### [TASKS TO COMPLETE]
1. In the BBQ forum thread, copy the passage between "I've got a couple" and "the reitrement years.", inclusive, word for word.
2. Write the next part of the BBQ forum thread, picking up right after its final post.

### [SOURCE EXTRACT]
+++

# Visting from National BBQ News Forum



## quemeupscotty (Jul 4, 2008)

Hey folks!

Another member of the National BBQ News Forum posted a link to information on this forum, so I thought I would visit with y'all for a bit.

I've got a couple of years experience with backyard smokin' and catering/cookin' for small-large fund raising events.  Haven't yet taken the plunge to go full time catering, but it is on the planning board.  I've been a risk management type for 28 years and look forward to transitioning over to food service to add a bit more stress to the daily routine in what some might consider the reitrement years.

I use a WSM and a homemade Pig Cooker (gasser).  I am considering a Holstein or a Southern Pride rig for the larger events, and a Lang for comps and cooking for smaller crowds.  But, until I stroke the check, I'm always open to look at other cookers.  If you have had good experience with other cookers please feel free to share your thoughts.  Being a Scot I am also looking for well-cared-for rigs for sale.

Scotty


----------



## gooose53 (Jul 4, 2008)

Welcome to the SMF Scotty!!  Lots of nice and knowledgeable people here that can give you a hand if needed.  Don't make this the last time you visit.

+++

### [Element box annotations]
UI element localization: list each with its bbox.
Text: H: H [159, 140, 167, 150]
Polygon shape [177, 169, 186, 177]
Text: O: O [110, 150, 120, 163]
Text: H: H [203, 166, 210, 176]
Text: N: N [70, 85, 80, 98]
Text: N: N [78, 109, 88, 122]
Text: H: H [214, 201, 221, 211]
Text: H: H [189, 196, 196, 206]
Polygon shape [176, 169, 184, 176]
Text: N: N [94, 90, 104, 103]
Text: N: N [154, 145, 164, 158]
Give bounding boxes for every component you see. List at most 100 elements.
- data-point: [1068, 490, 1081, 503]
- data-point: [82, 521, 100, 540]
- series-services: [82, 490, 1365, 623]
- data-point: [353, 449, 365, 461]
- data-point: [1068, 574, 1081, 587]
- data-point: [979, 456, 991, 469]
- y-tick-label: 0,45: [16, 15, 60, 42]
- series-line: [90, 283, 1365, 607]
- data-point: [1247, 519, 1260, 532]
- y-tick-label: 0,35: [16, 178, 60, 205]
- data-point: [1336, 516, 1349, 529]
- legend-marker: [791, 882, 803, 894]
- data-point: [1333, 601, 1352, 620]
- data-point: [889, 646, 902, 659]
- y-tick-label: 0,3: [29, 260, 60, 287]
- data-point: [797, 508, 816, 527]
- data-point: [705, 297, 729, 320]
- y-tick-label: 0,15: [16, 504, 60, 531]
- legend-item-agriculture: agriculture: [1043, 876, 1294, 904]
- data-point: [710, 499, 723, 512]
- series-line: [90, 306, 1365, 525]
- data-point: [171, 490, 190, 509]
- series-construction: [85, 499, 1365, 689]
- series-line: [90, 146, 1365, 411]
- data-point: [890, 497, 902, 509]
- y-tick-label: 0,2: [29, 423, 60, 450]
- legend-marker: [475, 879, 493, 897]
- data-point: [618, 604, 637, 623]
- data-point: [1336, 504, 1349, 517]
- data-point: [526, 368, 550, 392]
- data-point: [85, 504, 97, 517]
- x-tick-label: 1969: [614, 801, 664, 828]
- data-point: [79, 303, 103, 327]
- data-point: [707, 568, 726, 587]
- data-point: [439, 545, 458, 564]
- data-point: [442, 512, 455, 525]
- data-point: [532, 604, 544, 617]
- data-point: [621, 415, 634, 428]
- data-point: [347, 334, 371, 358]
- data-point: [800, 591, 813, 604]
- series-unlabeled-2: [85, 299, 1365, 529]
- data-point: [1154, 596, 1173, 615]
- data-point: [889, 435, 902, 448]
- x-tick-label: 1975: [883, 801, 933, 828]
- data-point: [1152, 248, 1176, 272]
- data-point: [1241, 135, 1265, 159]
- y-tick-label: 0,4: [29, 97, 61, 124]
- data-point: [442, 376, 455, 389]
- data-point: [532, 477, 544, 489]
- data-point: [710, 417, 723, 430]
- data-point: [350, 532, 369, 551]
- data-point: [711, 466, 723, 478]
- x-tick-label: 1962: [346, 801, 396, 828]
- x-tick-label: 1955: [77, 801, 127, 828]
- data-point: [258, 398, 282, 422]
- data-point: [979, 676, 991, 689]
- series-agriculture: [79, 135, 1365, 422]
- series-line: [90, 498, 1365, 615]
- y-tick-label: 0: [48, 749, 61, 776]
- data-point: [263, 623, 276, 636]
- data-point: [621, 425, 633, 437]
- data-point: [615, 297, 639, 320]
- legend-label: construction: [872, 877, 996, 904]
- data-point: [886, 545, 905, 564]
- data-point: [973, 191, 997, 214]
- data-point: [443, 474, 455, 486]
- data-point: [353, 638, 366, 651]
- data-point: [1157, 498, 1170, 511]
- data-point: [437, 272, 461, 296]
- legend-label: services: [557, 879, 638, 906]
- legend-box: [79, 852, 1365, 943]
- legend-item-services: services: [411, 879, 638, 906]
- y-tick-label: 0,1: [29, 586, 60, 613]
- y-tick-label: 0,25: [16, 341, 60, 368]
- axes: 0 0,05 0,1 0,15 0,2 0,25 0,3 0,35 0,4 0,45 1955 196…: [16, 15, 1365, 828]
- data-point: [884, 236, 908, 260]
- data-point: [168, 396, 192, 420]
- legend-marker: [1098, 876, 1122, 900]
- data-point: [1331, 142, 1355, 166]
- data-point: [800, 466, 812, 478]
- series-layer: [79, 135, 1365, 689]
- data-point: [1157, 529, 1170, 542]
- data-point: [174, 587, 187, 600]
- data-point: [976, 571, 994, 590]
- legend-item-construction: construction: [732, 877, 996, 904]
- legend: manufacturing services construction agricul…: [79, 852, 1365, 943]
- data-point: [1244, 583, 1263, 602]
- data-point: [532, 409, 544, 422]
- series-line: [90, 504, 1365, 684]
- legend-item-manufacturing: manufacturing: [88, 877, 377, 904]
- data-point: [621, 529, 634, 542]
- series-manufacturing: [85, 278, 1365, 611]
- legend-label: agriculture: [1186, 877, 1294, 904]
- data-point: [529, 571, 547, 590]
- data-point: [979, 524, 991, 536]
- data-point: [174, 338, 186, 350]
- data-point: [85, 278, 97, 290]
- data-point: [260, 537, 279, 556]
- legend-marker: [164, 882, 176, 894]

+++

### [REPLIES]
1.
I've got a couple of years experience with backyard smokin' and catering/cookin' for small-large fund raising events.  Haven't yet taken the plunge to go full time catering, but it is on the planning board.  I've been a risk management type for 28 years and look forward to transitioning over to food service to add a bit more stress to the daily routine in what some might consider the reitrement years.

2.
----------



## meowey (Jul 4, 2008)

Welcome to SMF!  Glad you are here!

Take care, have fun, and do good!

Regards,

Meowey


----------



## sumosmoke (Jul 4, 2008)

Glad ya joined us at SMF, Scotty. This is a fine crowd of people that share that common bond of loving to use their smokers.


----------



## waysideranch (Jul 4, 2008)

Welcome Scotty.  I've been told to beam up a couple times myself.  Good luck on finding the right smoker and the catering business.

Scott


----------



## safety1 (Jul 4, 2008)

Welcome to the site from Montana


----------



## fatback joe (Jul 7, 2008)

Welcome to the forum. Little different "flavor" from here to there, but I think you will have good time here if you hang around a bit.


----------



## richoso1 (Jul 7, 2008)

Glad you stopped by the SMF, always nice to read a new face. Enjoy.


----------



## richtee (Jul 7, 2008)

Welcome to SMF Scotty. The Southern Pride units seem to get pretty high marks, but I'll admit ignorance on the Holstein line. Alot of us here are just backyard hacks, y'see...  ;{)

There's a few comp teams here that do very well, and a couple catering folk. They can help ya more than I can, but hang around and enjoy!


----------



## kratzx4 (Jul 7, 2008)

Welcome to SMF Glad you joined us. lots of good folks here that love to share information and good times with each other. I think you will like it here I look forward to you input as it surly will help some of us.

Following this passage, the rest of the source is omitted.